TASK TO COMPLETE: Locate every line in the records below that contains the word "Modell", and copy each one.

THE INPUT:
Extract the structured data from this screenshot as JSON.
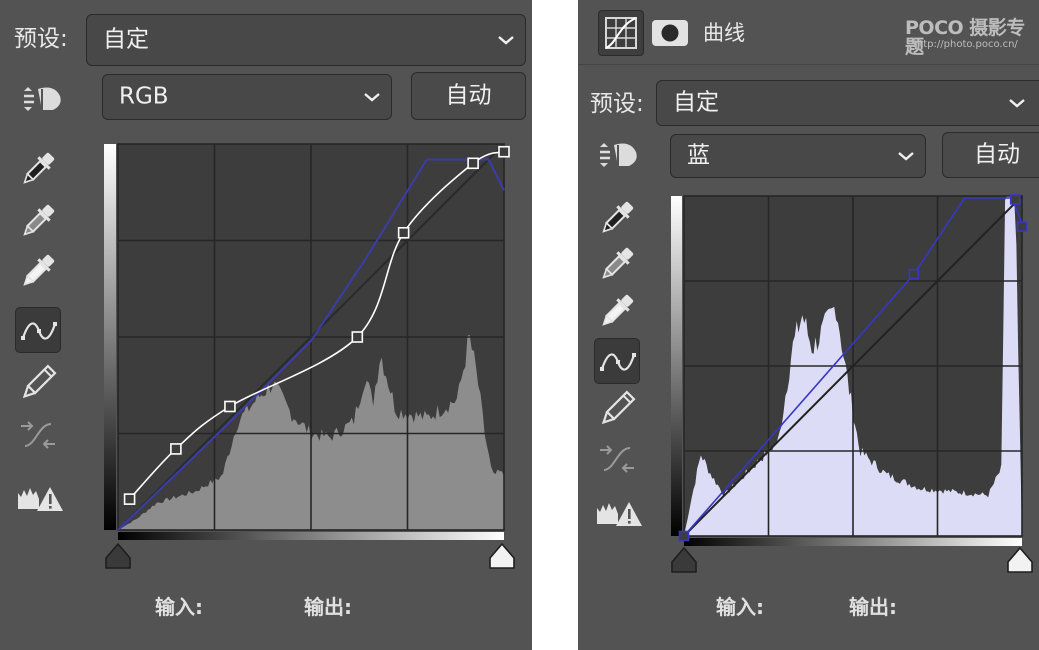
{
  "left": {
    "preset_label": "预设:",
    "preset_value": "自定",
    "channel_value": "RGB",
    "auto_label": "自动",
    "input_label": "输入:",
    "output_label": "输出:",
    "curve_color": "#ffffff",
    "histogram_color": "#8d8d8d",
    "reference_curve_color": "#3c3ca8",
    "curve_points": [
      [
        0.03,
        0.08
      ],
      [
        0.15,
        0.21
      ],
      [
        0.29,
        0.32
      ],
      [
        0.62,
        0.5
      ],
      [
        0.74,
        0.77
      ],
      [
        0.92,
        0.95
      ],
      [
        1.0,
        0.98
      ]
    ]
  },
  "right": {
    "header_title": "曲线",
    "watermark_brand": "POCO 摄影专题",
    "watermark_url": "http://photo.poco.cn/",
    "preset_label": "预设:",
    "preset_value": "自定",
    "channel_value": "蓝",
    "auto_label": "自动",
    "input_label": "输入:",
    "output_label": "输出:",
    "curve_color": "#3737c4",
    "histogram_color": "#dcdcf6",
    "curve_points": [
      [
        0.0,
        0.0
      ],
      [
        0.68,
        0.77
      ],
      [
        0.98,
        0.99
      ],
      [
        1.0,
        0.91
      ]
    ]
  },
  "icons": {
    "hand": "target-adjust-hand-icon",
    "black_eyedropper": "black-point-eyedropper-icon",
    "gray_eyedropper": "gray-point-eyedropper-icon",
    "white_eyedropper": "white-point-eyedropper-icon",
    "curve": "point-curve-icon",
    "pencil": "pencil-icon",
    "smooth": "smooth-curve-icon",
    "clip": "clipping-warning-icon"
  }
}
==
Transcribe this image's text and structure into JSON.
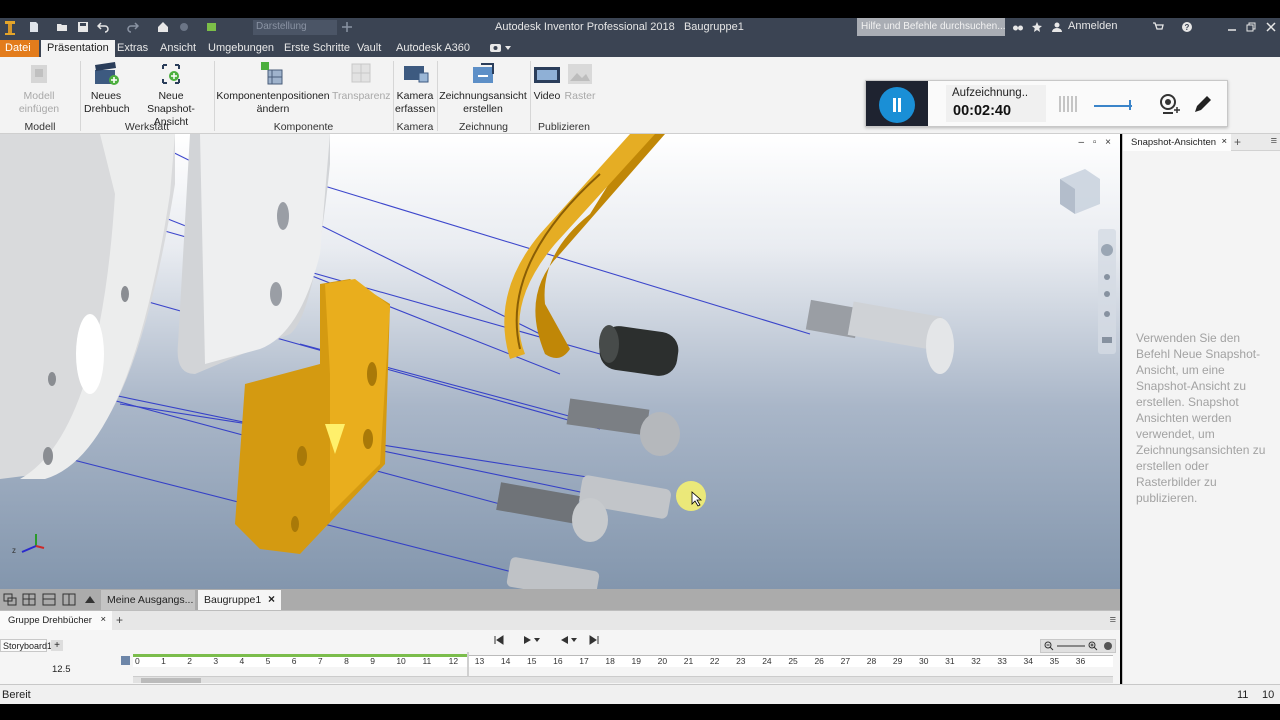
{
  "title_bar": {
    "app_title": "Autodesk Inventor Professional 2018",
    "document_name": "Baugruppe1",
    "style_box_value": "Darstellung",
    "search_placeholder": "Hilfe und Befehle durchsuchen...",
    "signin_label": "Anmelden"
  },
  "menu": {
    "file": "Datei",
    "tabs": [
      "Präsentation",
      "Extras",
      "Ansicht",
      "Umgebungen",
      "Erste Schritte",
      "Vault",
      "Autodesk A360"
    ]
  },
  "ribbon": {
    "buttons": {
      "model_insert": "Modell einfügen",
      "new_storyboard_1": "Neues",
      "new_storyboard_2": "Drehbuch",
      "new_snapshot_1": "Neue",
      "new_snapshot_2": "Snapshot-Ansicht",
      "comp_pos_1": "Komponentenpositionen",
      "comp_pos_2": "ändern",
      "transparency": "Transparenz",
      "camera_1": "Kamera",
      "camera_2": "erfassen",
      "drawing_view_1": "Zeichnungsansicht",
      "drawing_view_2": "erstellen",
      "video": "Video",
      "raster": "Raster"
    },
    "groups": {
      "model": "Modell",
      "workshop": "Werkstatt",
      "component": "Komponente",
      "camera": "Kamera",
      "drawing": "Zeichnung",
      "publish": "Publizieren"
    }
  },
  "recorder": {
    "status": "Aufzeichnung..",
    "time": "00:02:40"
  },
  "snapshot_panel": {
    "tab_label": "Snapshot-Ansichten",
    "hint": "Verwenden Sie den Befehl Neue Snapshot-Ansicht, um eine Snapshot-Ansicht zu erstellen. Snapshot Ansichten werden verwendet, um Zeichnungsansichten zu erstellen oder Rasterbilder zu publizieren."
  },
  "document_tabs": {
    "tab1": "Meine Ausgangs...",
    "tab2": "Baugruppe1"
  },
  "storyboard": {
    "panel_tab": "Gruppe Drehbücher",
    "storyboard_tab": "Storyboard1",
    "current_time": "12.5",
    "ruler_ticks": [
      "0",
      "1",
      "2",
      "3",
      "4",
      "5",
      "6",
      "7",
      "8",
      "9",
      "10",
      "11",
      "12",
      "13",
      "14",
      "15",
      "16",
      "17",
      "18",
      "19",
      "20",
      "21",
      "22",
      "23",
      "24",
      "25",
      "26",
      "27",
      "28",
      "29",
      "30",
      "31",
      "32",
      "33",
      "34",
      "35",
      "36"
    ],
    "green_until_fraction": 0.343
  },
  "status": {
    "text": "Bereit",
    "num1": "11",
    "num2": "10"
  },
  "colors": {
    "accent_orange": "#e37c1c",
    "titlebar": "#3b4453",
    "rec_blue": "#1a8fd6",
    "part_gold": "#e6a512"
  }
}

CORRECT RESULT:
      "model_insert": "Modell einfügen",
      "model": "Modell",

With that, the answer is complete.